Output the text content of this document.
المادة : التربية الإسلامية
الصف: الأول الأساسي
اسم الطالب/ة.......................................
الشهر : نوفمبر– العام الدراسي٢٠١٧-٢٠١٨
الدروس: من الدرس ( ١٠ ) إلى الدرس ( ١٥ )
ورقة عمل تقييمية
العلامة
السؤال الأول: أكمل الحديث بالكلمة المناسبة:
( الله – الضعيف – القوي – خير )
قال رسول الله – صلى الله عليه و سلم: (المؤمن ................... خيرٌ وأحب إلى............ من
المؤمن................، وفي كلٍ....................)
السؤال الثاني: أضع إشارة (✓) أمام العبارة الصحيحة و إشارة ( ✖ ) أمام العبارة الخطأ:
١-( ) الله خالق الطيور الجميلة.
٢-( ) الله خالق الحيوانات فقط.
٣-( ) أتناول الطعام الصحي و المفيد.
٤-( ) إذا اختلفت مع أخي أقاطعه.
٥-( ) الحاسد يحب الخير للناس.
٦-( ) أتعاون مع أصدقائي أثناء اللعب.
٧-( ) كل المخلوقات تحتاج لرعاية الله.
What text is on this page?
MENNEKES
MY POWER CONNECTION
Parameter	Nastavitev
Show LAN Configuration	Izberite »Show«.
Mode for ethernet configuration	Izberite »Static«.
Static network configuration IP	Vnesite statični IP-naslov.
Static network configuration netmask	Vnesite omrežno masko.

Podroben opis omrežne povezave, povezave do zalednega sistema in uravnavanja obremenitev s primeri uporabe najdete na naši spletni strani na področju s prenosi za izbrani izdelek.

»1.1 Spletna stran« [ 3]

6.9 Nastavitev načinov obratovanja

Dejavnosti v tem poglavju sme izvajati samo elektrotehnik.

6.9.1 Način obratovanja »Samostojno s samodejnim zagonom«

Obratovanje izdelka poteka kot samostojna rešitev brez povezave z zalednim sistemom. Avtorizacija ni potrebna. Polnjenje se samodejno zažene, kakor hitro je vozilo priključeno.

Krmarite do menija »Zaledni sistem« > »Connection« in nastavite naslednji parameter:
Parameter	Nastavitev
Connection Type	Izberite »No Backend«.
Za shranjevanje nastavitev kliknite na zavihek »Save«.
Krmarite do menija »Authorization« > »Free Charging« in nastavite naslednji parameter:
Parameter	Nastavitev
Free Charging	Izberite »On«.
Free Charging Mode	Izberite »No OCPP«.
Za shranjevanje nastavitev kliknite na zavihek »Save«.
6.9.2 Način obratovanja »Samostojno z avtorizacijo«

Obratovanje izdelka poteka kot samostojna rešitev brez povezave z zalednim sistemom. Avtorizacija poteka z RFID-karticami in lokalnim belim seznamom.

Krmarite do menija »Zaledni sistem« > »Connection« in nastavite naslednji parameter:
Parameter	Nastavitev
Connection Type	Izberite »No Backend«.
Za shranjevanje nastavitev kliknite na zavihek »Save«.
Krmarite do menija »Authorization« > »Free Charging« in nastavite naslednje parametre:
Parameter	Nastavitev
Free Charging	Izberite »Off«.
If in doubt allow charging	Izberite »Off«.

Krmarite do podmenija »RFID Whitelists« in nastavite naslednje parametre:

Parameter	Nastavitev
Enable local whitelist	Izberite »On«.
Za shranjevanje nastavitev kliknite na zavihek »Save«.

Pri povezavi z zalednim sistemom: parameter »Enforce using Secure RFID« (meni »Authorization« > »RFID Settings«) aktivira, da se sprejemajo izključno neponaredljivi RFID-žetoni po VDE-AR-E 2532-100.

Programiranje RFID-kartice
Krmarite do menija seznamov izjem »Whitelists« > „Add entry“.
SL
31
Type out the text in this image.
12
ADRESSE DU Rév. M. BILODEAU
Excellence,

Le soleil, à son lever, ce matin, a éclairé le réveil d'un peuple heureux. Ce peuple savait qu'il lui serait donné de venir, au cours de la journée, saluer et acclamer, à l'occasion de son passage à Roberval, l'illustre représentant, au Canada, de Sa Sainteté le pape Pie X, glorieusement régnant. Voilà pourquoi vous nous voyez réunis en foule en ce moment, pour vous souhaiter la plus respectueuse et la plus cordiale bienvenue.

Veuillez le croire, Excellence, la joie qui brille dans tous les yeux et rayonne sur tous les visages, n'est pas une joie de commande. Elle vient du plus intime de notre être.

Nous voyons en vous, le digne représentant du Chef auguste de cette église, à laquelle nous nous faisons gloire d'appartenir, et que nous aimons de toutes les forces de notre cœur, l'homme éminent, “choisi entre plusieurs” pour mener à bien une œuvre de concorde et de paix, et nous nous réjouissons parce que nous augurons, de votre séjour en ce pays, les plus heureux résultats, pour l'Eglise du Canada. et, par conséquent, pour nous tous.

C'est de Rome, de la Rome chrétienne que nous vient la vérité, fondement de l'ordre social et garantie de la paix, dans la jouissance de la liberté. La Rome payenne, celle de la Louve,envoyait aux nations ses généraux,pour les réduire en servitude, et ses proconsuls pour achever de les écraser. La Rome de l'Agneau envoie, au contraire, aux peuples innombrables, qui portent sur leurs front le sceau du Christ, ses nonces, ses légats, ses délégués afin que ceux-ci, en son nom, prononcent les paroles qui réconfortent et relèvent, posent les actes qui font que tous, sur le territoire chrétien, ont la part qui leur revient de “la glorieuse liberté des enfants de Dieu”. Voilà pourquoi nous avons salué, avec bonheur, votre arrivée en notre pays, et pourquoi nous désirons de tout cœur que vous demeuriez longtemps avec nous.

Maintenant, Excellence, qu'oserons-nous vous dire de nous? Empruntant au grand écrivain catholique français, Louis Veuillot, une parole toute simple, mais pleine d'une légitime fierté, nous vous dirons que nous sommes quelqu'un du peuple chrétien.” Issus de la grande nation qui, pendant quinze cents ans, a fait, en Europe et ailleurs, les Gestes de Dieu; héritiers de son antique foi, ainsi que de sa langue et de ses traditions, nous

### What to do
Reproduce the material exactly, with every line intact.

### Response below
Output the text content of this document.
المادة : التربية الإسلامية
الصف: الأول الأساسي
اسم الطالب/ة.......................................
الشهر : نوفمبر– العام الدراسي٢٠١٧-٢٠١٨
الدروس: من الدرس ( ١٠ ) إلى الدرس ( ١٥ )
ورقة عمل تقييمية
العلامة
السؤال الأول: أكمل الحديث بالكلمة المناسبة:
( الله – الضعيف – القوي – خير )
قال رسول الله – صلى الله عليه و سلم: (المؤمن ................... خيرٌ وأحب إلى............ من
المؤمن................، وفي كلٍ....................)
السؤال الثاني: أضع إشارة (✓) أمام العبارة الصحيحة و إشارة ( ✖ ) أمام العبارة الخطأ:
١-( ) الله خالق الطيور الجميلة.
٢-( ) الله خالق الحيوانات فقط.
٣-( ) أتناول الطعام الصحي و المفيد.
٤-( ) إذا اختلفت مع أخي أقاطعه.
٥-( ) الحاسد يحب الخير للناس.
٦-( ) أتعاون مع أصدقائي أثناء اللعب.
٧-( ) كل المخلوقات تحتاج لرعاية الله.
What text is on this page?
MENNEKES
MY POWER CONNECTION
Parameter	Nastavitev
Show LAN Configuration	Izberite »Show«.
Mode for ethernet configuration	Izberite »Static«.
Static network configuration IP	Vnesite statični IP-naslov.
Static network configuration netmask	Vnesite omrežno masko.

Podroben opis omrežne povezave, povezave do zalednega sistema in uravnavanja obremenitev s primeri uporabe najdete na naši spletni strani na področju s prenosi za izbrani izdelek.

»1.1 Spletna stran« [ 3]

6.9 Nastavitev načinov obratovanja

Dejavnosti v tem poglavju sme izvajati samo elektrotehnik.

6.9.1 Način obratovanja »Samostojno s samodejnim zagonom«

Obratovanje izdelka poteka kot samostojna rešitev brez povezave z zalednim sistemom. Avtorizacija ni potrebna. Polnjenje se samodejno zažene, kakor hitro je vozilo priključeno.

Krmarite do menija »Zaledni sistem« > »Connection« in nastavite naslednji parameter:
Parameter	Nastavitev
Connection Type	Izberite »No Backend«.
Za shranjevanje nastavitev kliknite na zavihek »Save«.
Krmarite do menija »Authorization« > »Free Charging« in nastavite naslednji parameter:
Parameter	Nastavitev
Free Charging	Izberite »On«.
Free Charging Mode	Izberite »No OCPP«.
Za shranjevanje nastavitev kliknite na zavihek »Save«.
6.9.2 Način obratovanja »Samostojno z avtorizacijo«

Obratovanje izdelka poteka kot samostojna rešitev brez povezave z zalednim sistemom. Avtorizacija poteka z RFID-karticami in lokalnim belim seznamom.

Krmarite do menija »Zaledni sistem« > »Connection« in nastavite naslednji parameter:
Parameter	Nastavitev
Connection Type	Izberite »No Backend«.
Za shranjevanje nastavitev kliknite na zavihek »Save«.
Krmarite do menija »Authorization« > »Free Charging« in nastavite naslednje parametre:
Parameter	Nastavitev
Free Charging	Izberite »Off«.
If in doubt allow charging	Izberite »Off«.

Krmarite do podmenija »RFID Whitelists« in nastavite naslednje parametre:

Parameter	Nastavitev
Enable local whitelist	Izberite »On«.
Za shranjevanje nastavitev kliknite na zavihek »Save«.

Pri povezavi z zalednim sistemom: parameter »Enforce using Secure RFID« (meni »Authorization« > »RFID Settings«) aktivira, da se sprejemajo izključno neponaredljivi RFID-žetoni po VDE-AR-E 2532-100.

Programiranje RFID-kartice
Krmarite do menija seznamov izjem »Whitelists« > „Add entry“.
SL
31
Type out the text in this image.
12
ADRESSE DU Rév. M. BILODEAU
Excellence,

Le soleil, à son lever, ce matin, a éclairé le réveil d'un peuple heureux. Ce peuple savait qu'il lui serait donné de venir, au cours de la journée, saluer et acclamer, à l'occasion de son passage à Roberval, l'illustre représentant, au Canada, de Sa Sainteté le pape Pie X, glorieusement régnant. Voilà pourquoi vous nous voyez réunis en foule en ce moment, pour vous souhaiter la plus respectueuse et la plus cordiale bienvenue.

Veuillez le croire, Excellence, la joie qui brille dans tous les yeux et rayonne sur tous les visages, n'est pas une joie de commande. Elle vient du plus intime de notre être.

Nous voyons en vous, le digne représentant du Chef auguste de cette église, à laquelle nous nous faisons gloire d'appartenir, et que nous aimons de toutes les forces de notre cœur, l'homme éminent, “choisi entre plusieurs” pour mener à bien une œuvre de concorde et de paix, et nous nous réjouissons parce que nous augurons, de votre séjour en ce pays, les plus heureux résultats, pour l'Eglise du Canada. et, par conséquent, pour nous tous.

C'est de Rome, de la Rome chrétienne que nous vient la vérité, fondement de l'ordre social et garantie de la paix, dans la jouissance de la liberté. La Rome payenne, celle de la Louve,envoyait aux nations ses généraux,pour les réduire en servitude, et ses proconsuls pour achever de les écraser. La Rome de l'Agneau envoie, au contraire, aux peuples innombrables, qui portent sur leurs front le sceau du Christ, ses nonces, ses légats, ses délégués afin que ceux-ci, en son nom, prononcent les paroles qui réconfortent et relèvent, posent les actes qui font que tous, sur le territoire chrétien, ont la part qui leur revient de “la glorieuse liberté des enfants de Dieu”. Voilà pourquoi nous avons salué, avec bonheur, votre arrivée en notre pays, et pourquoi nous désirons de tout cœur que vous demeuriez longtemps avec nous.

Maintenant, Excellence, qu'oserons-nous vous dire de nous? Empruntant au grand écrivain catholique français, Louis Veuillot, une parole toute simple, mais pleine d'une légitime fierté, nous vous dirons que nous sommes quelqu'un du peuple chrétien.” Issus de la grande nation qui, pendant quinze cents ans, a fait, en Europe et ailleurs, les Gestes de Dieu; héritiers de son antique foi, ainsi que de sa langue et de ses traditions, nous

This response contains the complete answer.